◆ **Directions**
Filter the entries below, keeping every line that has the word "label".
[Excerpted data start]
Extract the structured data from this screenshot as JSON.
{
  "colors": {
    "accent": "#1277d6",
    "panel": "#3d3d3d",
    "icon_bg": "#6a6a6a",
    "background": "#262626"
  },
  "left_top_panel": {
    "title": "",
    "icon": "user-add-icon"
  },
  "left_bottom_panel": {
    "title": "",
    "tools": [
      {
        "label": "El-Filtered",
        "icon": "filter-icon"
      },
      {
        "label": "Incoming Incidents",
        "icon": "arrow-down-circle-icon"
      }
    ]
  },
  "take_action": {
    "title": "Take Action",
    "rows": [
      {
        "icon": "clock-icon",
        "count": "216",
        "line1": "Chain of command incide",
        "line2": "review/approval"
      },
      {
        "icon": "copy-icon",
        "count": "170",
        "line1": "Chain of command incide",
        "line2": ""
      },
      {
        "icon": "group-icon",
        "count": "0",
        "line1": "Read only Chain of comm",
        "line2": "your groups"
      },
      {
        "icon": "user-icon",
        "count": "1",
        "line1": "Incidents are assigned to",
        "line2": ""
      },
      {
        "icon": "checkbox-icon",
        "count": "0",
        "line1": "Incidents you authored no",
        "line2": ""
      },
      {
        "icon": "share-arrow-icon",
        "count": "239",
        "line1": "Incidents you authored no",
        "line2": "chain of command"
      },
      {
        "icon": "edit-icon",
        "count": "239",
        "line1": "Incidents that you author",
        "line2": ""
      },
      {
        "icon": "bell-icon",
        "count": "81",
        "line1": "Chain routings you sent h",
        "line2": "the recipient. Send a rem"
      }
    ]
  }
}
[Excerpted data end]
◆ **Response to this exercise**
        "label": "El-Filtered",
        "label": "Incoming Incidents",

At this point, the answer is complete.